• **Exercise requirements**:
Reproduce each of these lines without changing anything.
--- BEGIN Supplied data ---
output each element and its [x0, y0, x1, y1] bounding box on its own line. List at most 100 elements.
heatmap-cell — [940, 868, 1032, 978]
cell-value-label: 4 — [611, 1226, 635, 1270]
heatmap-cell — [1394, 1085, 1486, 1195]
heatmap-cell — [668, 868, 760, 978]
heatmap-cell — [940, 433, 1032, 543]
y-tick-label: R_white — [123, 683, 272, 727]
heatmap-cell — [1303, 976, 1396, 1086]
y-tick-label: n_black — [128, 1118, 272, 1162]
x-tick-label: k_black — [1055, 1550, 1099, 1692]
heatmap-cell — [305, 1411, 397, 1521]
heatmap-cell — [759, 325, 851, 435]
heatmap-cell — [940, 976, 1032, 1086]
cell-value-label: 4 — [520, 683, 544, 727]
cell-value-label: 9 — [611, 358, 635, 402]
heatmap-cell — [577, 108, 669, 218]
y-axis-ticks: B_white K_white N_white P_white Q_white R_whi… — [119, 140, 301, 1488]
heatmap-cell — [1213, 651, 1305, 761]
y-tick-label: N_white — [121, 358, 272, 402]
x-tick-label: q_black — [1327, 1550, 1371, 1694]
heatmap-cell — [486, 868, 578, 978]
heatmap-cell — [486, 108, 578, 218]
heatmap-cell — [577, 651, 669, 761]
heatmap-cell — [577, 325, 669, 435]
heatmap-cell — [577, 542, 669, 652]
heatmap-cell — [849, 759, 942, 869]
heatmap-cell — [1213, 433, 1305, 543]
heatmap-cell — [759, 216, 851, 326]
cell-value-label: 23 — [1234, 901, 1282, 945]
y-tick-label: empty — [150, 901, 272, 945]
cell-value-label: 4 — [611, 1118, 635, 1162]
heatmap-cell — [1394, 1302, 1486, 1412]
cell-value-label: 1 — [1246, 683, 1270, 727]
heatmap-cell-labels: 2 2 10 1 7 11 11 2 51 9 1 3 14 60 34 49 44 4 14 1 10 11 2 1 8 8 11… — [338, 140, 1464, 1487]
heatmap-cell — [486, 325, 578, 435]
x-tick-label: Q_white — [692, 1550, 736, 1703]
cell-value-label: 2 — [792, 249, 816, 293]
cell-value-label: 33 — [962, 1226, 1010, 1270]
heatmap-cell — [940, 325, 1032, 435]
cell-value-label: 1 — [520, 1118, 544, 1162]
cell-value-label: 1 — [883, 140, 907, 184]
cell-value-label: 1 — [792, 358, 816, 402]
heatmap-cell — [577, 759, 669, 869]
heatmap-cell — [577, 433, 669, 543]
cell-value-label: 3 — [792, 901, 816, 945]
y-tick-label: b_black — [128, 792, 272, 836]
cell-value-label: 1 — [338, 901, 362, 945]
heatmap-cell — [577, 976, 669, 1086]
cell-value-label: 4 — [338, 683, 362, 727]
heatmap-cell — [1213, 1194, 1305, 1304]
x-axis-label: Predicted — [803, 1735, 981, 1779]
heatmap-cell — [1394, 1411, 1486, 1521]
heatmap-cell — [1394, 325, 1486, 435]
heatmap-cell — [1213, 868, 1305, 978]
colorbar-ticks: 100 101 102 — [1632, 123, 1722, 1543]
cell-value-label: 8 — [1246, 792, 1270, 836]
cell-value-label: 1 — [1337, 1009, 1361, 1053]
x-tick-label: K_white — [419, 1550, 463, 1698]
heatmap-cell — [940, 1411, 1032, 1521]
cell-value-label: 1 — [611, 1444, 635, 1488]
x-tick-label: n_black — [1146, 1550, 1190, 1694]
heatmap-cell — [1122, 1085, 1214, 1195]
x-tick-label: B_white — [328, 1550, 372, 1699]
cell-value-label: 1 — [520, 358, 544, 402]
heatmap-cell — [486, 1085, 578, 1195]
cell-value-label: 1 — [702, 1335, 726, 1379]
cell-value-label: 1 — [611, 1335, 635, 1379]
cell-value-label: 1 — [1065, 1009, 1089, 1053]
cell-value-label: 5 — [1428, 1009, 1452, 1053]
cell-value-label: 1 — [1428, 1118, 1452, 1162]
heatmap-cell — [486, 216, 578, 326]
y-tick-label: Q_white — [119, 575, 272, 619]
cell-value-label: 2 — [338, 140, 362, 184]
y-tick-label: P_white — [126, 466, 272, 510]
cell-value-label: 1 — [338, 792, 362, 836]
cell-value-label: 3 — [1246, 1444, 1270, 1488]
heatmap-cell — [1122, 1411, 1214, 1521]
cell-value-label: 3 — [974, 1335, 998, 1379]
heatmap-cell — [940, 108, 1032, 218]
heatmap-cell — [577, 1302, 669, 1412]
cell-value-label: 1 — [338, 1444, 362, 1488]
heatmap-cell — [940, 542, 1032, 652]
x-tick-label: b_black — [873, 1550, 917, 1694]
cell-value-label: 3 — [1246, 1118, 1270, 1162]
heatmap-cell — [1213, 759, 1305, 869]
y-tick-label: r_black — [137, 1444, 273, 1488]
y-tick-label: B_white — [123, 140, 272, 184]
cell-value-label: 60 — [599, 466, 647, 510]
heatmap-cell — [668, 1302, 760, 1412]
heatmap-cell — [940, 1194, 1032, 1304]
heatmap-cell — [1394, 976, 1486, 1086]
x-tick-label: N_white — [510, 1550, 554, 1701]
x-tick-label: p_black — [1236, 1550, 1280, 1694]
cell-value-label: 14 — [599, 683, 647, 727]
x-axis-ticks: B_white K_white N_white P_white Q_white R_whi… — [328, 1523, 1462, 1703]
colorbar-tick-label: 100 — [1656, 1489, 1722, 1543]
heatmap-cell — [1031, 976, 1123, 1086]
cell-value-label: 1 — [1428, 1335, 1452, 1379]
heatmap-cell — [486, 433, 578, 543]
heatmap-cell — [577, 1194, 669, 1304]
--- END Supplied data ---
• **Answer for the task**:
output each element and its [x0, y0, x1, y1] bounding box on its own line. List at most 100 elements.
heatmap-cell — [940, 868, 1032, 978]
cell-value-label: 4 — [611, 1226, 635, 1270]
heatmap-cell — [1394, 1085, 1486, 1195]
heatmap-cell — [668, 868, 760, 978]
heatmap-cell — [940, 433, 1032, 543]
y-tick-label: R_white — [123, 683, 272, 727]
heatmap-cell — [1303, 976, 1396, 1086]
y-tick-label: n_black — [128, 1118, 272, 1162]
x-tick-label: k_black — [1055, 1550, 1099, 1692]
heatmap-cell — [305, 1411, 397, 1521]
heatmap-cell — [759, 325, 851, 435]
heatmap-cell — [940, 976, 1032, 1086]
cell-value-label: 4 — [520, 683, 544, 727]
cell-value-label: 9 — [611, 358, 635, 402]
heatmap-cell — [577, 108, 669, 218]
y-axis-ticks: B_white K_white N_white P_white Q_white R_whi… — [119, 140, 301, 1488]
heatmap-cell — [1213, 651, 1305, 761]
y-tick-label: N_white — [121, 358, 272, 402]
x-tick-label: q_black — [1327, 1550, 1371, 1694]
heatmap-cell — [486, 868, 578, 978]
heatmap-cell — [486, 108, 578, 218]
heatmap-cell — [577, 651, 669, 761]
heatmap-cell — [577, 325, 669, 435]
heatmap-cell — [577, 542, 669, 652]
heatmap-cell — [849, 759, 942, 869]
heatmap-cell — [1213, 433, 1305, 543]
heatmap-cell — [759, 216, 851, 326]
cell-value-label: 23 — [1234, 901, 1282, 945]
y-tick-label: empty — [150, 901, 272, 945]
cell-value-label: 4 — [611, 1118, 635, 1162]
heatmap-cell — [1394, 1302, 1486, 1412]
cell-value-label: 1 — [1246, 683, 1270, 727]
heatmap-cell-labels: 2 2 10 1 7 11 11 2 51 9 1 3 14 60 34 49 44 4 14 1 10 11 2 1 8 8 11… — [338, 140, 1464, 1487]
heatmap-cell — [486, 325, 578, 435]
x-tick-label: Q_white — [692, 1550, 736, 1703]
cell-value-label: 2 — [792, 249, 816, 293]
cell-value-label: 33 — [962, 1226, 1010, 1270]
heatmap-cell — [940, 325, 1032, 435]
cell-value-label: 1 — [520, 1118, 544, 1162]
cell-value-label: 1 — [883, 140, 907, 184]
cell-value-label: 1 — [792, 358, 816, 402]
heatmap-cell — [577, 759, 669, 869]
heatmap-cell — [577, 433, 669, 543]
cell-value-label: 3 — [792, 901, 816, 945]
y-tick-label: b_black — [128, 792, 272, 836]
cell-value-label: 1 — [338, 901, 362, 945]
heatmap-cell — [577, 976, 669, 1086]
cell-value-label: 4 — [338, 683, 362, 727]
heatmap-cell — [1213, 1194, 1305, 1304]
x-axis-label: Predicted — [803, 1735, 981, 1779]
heatmap-cell — [1394, 1411, 1486, 1521]
heatmap-cell — [1394, 325, 1486, 435]
heatmap-cell — [1213, 868, 1305, 978]
colorbar-ticks: 100 101 102 — [1632, 123, 1722, 1543]
cell-value-label: 8 — [1246, 792, 1270, 836]
cell-value-label: 1 — [1337, 1009, 1361, 1053]
x-tick-label: K_white — [419, 1550, 463, 1698]
heatmap-cell — [940, 1411, 1032, 1521]
cell-value-label: 1 — [611, 1444, 635, 1488]
x-tick-label: n_black — [1146, 1550, 1190, 1694]
heatmap-cell — [1122, 1085, 1214, 1195]
x-tick-label: B_white — [328, 1550, 372, 1699]
cell-value-label: 1 — [520, 358, 544, 402]
heatmap-cell — [486, 1085, 578, 1195]
cell-value-label: 1 — [702, 1335, 726, 1379]
cell-value-label: 1 — [611, 1335, 635, 1379]
cell-value-label: 1 — [1065, 1009, 1089, 1053]
cell-value-label: 5 — [1428, 1009, 1452, 1053]
cell-value-label: 1 — [1428, 1118, 1452, 1162]
heatmap-cell — [486, 216, 578, 326]
y-tick-label: Q_white — [119, 575, 272, 619]
cell-value-label: 2 — [338, 140, 362, 184]
y-tick-label: P_white — [126, 466, 272, 510]
cell-value-label: 1 — [338, 792, 362, 836]
cell-value-label: 3 — [1246, 1444, 1270, 1488]
heatmap-cell — [1122, 1411, 1214, 1521]
cell-value-label: 3 — [974, 1335, 998, 1379]
heatmap-cell — [940, 108, 1032, 218]
heatmap-cell — [577, 1302, 669, 1412]
cell-value-label: 1 — [338, 1444, 362, 1488]
heatmap-cell — [940, 542, 1032, 652]
x-tick-label: b_black — [873, 1550, 917, 1694]
cell-value-label: 3 — [1246, 1118, 1270, 1162]
heatmap-cell — [1213, 759, 1305, 869]
y-tick-label: r_black — [137, 1444, 273, 1488]
y-tick-label: B_white — [123, 140, 272, 184]
cell-value-label: 60 — [599, 466, 647, 510]
heatmap-cell — [668, 1302, 760, 1412]
heatmap-cell — [940, 1194, 1032, 1304]
heatmap-cell — [1394, 976, 1486, 1086]
x-tick-label: N_white — [510, 1550, 554, 1701]
x-tick-label: p_black — [1236, 1550, 1280, 1694]
cell-value-label: 14 — [599, 683, 647, 727]
x-axis-ticks: B_white K_white N_white P_white Q_white R_whi… — [328, 1523, 1462, 1703]
colorbar-tick-label: 100 — [1656, 1489, 1722, 1543]
heatmap-cell — [1031, 976, 1123, 1086]
cell-value-label: 1 — [1428, 1335, 1452, 1379]
heatmap-cell — [486, 433, 578, 543]
heatmap-cell — [577, 1194, 669, 1304]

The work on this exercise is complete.